* ENTRIES PROVIDED:
---*---

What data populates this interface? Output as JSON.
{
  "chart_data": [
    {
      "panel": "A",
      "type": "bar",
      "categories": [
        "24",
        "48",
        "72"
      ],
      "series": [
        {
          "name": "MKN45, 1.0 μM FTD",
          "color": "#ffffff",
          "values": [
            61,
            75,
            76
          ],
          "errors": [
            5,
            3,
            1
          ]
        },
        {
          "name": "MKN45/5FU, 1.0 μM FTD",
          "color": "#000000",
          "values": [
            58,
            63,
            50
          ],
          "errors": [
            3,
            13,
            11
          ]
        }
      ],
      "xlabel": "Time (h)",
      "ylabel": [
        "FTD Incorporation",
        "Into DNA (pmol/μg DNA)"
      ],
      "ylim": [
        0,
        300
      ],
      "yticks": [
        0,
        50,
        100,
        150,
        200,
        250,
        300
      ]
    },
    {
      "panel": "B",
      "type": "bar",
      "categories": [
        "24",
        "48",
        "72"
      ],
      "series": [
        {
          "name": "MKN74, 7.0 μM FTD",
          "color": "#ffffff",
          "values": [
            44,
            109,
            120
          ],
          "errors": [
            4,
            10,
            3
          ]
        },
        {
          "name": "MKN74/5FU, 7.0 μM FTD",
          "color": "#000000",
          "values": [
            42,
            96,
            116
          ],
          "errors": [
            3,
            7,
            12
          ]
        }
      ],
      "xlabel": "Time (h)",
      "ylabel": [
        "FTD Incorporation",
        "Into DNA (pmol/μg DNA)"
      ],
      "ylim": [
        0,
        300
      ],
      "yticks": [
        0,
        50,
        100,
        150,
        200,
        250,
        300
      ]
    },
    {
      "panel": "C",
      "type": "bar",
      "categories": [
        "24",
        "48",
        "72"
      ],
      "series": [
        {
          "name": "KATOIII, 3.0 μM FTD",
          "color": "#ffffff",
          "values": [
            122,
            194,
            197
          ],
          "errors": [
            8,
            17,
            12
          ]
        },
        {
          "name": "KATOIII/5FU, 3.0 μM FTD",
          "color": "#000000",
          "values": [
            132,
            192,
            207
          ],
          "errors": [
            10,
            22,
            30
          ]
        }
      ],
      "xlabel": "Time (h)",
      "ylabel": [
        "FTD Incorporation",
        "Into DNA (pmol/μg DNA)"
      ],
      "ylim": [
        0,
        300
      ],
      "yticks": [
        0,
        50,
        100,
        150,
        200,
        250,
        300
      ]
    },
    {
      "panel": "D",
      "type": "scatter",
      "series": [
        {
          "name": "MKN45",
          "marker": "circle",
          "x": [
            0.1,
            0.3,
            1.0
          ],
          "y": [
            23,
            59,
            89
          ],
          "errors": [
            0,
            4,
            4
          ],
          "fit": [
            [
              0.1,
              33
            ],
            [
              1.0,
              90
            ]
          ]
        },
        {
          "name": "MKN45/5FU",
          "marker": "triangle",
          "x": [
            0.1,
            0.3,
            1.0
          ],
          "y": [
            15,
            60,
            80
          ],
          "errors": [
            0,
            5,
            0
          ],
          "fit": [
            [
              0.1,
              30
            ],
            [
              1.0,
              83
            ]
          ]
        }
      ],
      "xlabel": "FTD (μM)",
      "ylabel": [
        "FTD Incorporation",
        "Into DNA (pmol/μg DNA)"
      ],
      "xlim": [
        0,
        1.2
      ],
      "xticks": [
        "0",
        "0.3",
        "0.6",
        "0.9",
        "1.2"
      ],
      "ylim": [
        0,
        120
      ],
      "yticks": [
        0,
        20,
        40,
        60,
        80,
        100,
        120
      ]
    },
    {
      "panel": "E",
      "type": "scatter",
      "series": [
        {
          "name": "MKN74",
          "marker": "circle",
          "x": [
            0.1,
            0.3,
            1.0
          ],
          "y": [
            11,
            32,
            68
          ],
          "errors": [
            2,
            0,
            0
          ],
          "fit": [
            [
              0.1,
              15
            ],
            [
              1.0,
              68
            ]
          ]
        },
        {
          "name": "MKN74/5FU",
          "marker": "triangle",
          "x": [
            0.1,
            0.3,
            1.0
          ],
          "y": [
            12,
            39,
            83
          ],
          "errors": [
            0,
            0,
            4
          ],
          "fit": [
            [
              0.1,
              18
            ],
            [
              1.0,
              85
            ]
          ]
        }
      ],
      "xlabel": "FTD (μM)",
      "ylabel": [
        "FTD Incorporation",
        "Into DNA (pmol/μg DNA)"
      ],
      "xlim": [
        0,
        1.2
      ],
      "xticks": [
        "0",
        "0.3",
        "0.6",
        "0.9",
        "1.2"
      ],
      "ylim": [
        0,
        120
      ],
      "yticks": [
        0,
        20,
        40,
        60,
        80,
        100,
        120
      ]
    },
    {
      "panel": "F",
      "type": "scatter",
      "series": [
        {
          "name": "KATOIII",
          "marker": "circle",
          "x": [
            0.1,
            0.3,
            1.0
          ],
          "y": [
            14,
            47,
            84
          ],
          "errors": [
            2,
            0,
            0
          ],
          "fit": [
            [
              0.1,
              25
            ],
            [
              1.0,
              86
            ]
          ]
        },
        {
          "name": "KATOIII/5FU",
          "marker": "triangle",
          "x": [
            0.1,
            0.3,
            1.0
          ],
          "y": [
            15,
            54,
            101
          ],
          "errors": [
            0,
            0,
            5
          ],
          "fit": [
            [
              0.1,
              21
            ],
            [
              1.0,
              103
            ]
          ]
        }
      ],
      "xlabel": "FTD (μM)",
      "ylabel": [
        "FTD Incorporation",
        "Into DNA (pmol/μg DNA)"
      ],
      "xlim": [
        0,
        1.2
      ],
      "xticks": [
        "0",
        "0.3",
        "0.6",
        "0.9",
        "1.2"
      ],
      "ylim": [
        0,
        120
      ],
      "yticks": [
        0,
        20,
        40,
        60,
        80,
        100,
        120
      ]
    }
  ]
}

---*---

* AIM: Produce a verbatim transcription of the entries above.

* THE OUTPUT:
What data populates this interface? Output as JSON.
{
  "chart_data": [
    {
      "panel": "A",
      "type": "bar",
      "categories": [
        "24",
        "48",
        "72"
      ],
      "series": [
        {
          "name": "MKN45, 1.0 μM FTD",
          "color": "#ffffff",
          "values": [
            61,
            75,
            76
          ],
          "errors": [
            5,
            3,
            1
          ]
        },
        {
          "name": "MKN45/5FU, 1.0 μM FTD",
          "color": "#000000",
          "values": [
            58,
            63,
            50
          ],
          "errors": [
            3,
            13,
            11
          ]
        }
      ],
      "xlabel": "Time (h)",
      "ylabel": [
        "FTD Incorporation",
        "Into DNA (pmol/μg DNA)"
      ],
      "ylim": [
        0,
        300
      ],
      "yticks": [
        0,
        50,
        100,
        150,
        200,
        250,
        300
      ]
    },
    {
      "panel": "B",
      "type": "bar",
      "categories": [
        "24",
        "48",
        "72"
      ],
      "series": [
        {
          "name": "MKN74, 7.0 μM FTD",
          "color": "#ffffff",
          "values": [
            44,
            109,
            120
          ],
          "errors": [
            4,
            10,
            3
          ]
        },
        {
          "name": "MKN74/5FU, 7.0 μM FTD",
          "color": "#000000",
          "values": [
            42,
            96,
            116
          ],
          "errors": [
            3,
            7,
            12
          ]
        }
      ],
      "xlabel": "Time (h)",
      "ylabel": [
        "FTD Incorporation",
        "Into DNA (pmol/μg DNA)"
      ],
      "ylim": [
        0,
        300
      ],
      "yticks": [
        0,
        50,
        100,
        150,
        200,
        250,
        300
      ]
    },
    {
      "panel": "C",
      "type": "bar",
      "categories": [
        "24",
        "48",
        "72"
      ],
      "series": [
        {
          "name": "KATOIII, 3.0 μM FTD",
          "color": "#ffffff",
          "values": [
            122,
            194,
            197
          ],
          "errors": [
            8,
            17,
            12
          ]
        },
        {
          "name": "KATOIII/5FU, 3.0 μM FTD",
          "color": "#000000",
          "values": [
            132,
            192,
            207
          ],
          "errors": [
            10,
            22,
            30
          ]
        }
      ],
      "xlabel": "Time (h)",
      "ylabel": [
        "FTD Incorporation",
        "Into DNA (pmol/μg DNA)"
      ],
      "ylim": [
        0,
        300
      ],
      "yticks": [
        0,
        50,
        100,
        150,
        200,
        250,
        300
      ]
    },
    {
      "panel": "D",
      "type": "scatter",
      "series": [
        {
          "name": "MKN45",
          "marker": "circle",
          "x": [
            0.1,
            0.3,
            1.0
          ],
          "y": [
            23,
            59,
            89
          ],
          "errors": [
            0,
            4,
            4
          ],
          "fit": [
            [
              0.1,
              33
            ],
            [
              1.0,
              90
            ]
          ]
        },
        {
          "name": "MKN45/5FU",
          "marker": "triangle",
          "x": [
            0.1,
            0.3,
            1.0
          ],
          "y": [
            15,
            60,
            80
          ],
          "errors": [
            0,
            5,
            0
          ],
          "fit": [
            [
              0.1,
              30
            ],
            [
              1.0,
              83
            ]
          ]
        }
      ],
      "xlabel": "FTD (μM)",
      "ylabel": [
        "FTD Incorporation",
        "Into DNA (pmol/μg DNA)"
      ],
      "xlim": [
        0,
        1.2
      ],
      "xticks": [
        "0",
        "0.3",
        "0.6",
        "0.9",
        "1.2"
      ],
      "ylim": [
        0,
        120
      ],
      "yticks": [
        0,
        20,
        40,
        60,
        80,
        100,
        120
      ]
    },
    {
      "panel": "E",
      "type": "scatter",
      "series": [
        {
          "name": "MKN74",
          "marker": "circle",
          "x": [
            0.1,
            0.3,
            1.0
          ],
          "y": [
            11,
            32,
            68
          ],
          "errors": [
            2,
            0,
            0
          ],
          "fit": [
            [
              0.1,
              15
            ],
            [
              1.0,
              68
            ]
          ]
        },
        {
          "name": "MKN74/5FU",
          "marker": "triangle",
          "x": [
            0.1,
            0.3,
            1.0
          ],
          "y": [
            12,
            39,
            83
          ],
          "errors": [
            0,
            0,
            4
          ],
          "fit": [
            [
              0.1,
              18
            ],
            [
              1.0,
              85
            ]
          ]
        }
      ],
      "xlabel": "FTD (μM)",
      "ylabel": [
        "FTD Incorporation",
        "Into DNA (pmol/μg DNA)"
      ],
      "xlim": [
        0,
        1.2
      ],
      "xticks": [
        "0",
        "0.3",
        "0.6",
        "0.9",
        "1.2"
      ],
      "ylim": [
        0,
        120
      ],
      "yticks": [
        0,
        20,
        40,
        60,
        80,
        100,
        120
      ]
    },
    {
      "panel": "F",
      "type": "scatter",
      "series": [
        {
          "name": "KATOIII",
          "marker": "circle",
          "x": [
            0.1,
            0.3,
            1.0
          ],
          "y": [
            14,
            47,
            84
          ],
          "errors": [
            2,
            0,
            0
          ],
          "fit": [
            [
              0.1,
              25
            ],
            [
              1.0,
              86
            ]
          ]
        },
        {
          "name": "KATOIII/5FU",
          "marker": "triangle",
          "x": [
            0.1,
            0.3,
            1.0
          ],
          "y": [
            15,
            54,
            101
          ],
          "errors": [
            0,
            0,
            5
          ],
          "fit": [
            [
              0.1,
              21
            ],
            [
              1.0,
              103
            ]
          ]
        }
      ],
      "xlabel": "FTD (μM)",
      "ylabel": [
        "FTD Incorporation",
        "Into DNA (pmol/μg DNA)"
      ],
      "xlim": [
        0,
        1.2
      ],
      "xticks": [
        "0",
        "0.3",
        "0.6",
        "0.9",
        "1.2"
      ],
      "ylim": [
        0,
        120
      ],
      "yticks": [
        0,
        20,
        40,
        60,
        80,
        100,
        120
      ]
    }
  ]
}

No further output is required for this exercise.